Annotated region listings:

* start *

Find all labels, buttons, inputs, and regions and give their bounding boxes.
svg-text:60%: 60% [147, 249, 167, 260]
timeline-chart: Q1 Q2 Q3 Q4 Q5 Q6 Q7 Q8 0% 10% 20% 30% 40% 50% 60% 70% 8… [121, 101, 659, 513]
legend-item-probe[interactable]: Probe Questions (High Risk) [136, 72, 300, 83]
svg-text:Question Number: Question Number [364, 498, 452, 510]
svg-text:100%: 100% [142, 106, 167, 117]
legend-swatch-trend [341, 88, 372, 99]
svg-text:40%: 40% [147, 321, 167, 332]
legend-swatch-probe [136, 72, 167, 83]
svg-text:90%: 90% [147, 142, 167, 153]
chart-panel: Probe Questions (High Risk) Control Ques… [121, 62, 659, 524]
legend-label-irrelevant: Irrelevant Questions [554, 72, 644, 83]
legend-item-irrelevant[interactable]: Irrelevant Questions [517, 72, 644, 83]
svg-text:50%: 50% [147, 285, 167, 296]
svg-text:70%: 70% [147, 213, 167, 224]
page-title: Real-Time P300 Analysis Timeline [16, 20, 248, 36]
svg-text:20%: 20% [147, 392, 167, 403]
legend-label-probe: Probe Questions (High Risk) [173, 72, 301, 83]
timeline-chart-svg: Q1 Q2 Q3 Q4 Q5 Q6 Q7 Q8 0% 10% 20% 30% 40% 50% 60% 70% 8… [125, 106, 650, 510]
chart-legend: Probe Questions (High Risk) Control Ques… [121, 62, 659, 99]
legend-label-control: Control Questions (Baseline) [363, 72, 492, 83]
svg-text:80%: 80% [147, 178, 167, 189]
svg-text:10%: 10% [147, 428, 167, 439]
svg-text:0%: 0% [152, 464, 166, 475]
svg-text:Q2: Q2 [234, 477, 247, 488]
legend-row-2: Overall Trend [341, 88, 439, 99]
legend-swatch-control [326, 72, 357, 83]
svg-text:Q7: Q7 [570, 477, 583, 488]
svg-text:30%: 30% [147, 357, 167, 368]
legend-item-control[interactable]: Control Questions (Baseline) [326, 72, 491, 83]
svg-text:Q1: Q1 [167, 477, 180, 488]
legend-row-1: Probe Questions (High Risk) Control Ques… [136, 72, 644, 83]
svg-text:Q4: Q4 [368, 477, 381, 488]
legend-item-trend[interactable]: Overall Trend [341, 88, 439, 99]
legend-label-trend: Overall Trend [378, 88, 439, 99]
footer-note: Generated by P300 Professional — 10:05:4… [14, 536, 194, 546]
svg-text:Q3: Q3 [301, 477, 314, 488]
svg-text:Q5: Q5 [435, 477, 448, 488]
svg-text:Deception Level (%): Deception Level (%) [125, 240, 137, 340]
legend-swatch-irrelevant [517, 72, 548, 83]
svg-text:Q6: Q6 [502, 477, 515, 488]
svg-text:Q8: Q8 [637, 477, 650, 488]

* end *

**What you will do**
Please print every line of the material above without changing anything.

**Response to the task**
Find all labels, buttons, inputs, and regions and give their bounding boxes.
svg-text:60%: 60% [147, 249, 167, 260]
timeline-chart: Q1 Q2 Q3 Q4 Q5 Q6 Q7 Q8 0% 10% 20% 30% 40% 50% 60% 70% 8… [121, 101, 659, 513]
legend-item-probe[interactable]: Probe Questions (High Risk) [136, 72, 300, 83]
svg-text:Question Number: Question Number [364, 498, 452, 510]
svg-text:100%: 100% [142, 106, 167, 117]
legend-swatch-trend [341, 88, 372, 99]
svg-text:40%: 40% [147, 321, 167, 332]
legend-swatch-probe [136, 72, 167, 83]
svg-text:90%: 90% [147, 142, 167, 153]
chart-panel: Probe Questions (High Risk) Control Ques… [121, 62, 659, 524]
legend-label-irrelevant: Irrelevant Questions [554, 72, 644, 83]
legend-item-irrelevant[interactable]: Irrelevant Questions [517, 72, 644, 83]
svg-text:50%: 50% [147, 285, 167, 296]
svg-text:70%: 70% [147, 213, 167, 224]
page-title: Real-Time P300 Analysis Timeline [16, 20, 248, 36]
svg-text:20%: 20% [147, 392, 167, 403]
legend-label-probe: Probe Questions (High Risk) [173, 72, 301, 83]
timeline-chart-svg: Q1 Q2 Q3 Q4 Q5 Q6 Q7 Q8 0% 10% 20% 30% 40% 50% 60% 70% 8… [125, 106, 650, 510]
chart-legend: Probe Questions (High Risk) Control Ques… [121, 62, 659, 99]
legend-label-control: Control Questions (Baseline) [363, 72, 492, 83]
svg-text:80%: 80% [147, 178, 167, 189]
svg-text:10%: 10% [147, 428, 167, 439]
svg-text:0%: 0% [152, 464, 166, 475]
svg-text:Q2: Q2 [234, 477, 247, 488]
legend-row-2: Overall Trend [341, 88, 439, 99]
legend-swatch-control [326, 72, 357, 83]
svg-text:Q7: Q7 [570, 477, 583, 488]
svg-text:30%: 30% [147, 357, 167, 368]
legend-item-control[interactable]: Control Questions (Baseline) [326, 72, 491, 83]
svg-text:Q1: Q1 [167, 477, 180, 488]
legend-row-1: Probe Questions (High Risk) Control Ques… [136, 72, 644, 83]
svg-text:Q4: Q4 [368, 477, 381, 488]
legend-item-trend[interactable]: Overall Trend [341, 88, 439, 99]
legend-label-trend: Overall Trend [378, 88, 439, 99]
footer-note: Generated by P300 Professional — 10:05:4… [14, 536, 194, 546]
svg-text:Q3: Q3 [301, 477, 314, 488]
svg-text:Q5: Q5 [435, 477, 448, 488]
svg-text:Deception Level (%): Deception Level (%) [125, 240, 137, 340]
legend-swatch-irrelevant [517, 72, 548, 83]
svg-text:Q6: Q6 [502, 477, 515, 488]
svg-text:Q8: Q8 [637, 477, 650, 488]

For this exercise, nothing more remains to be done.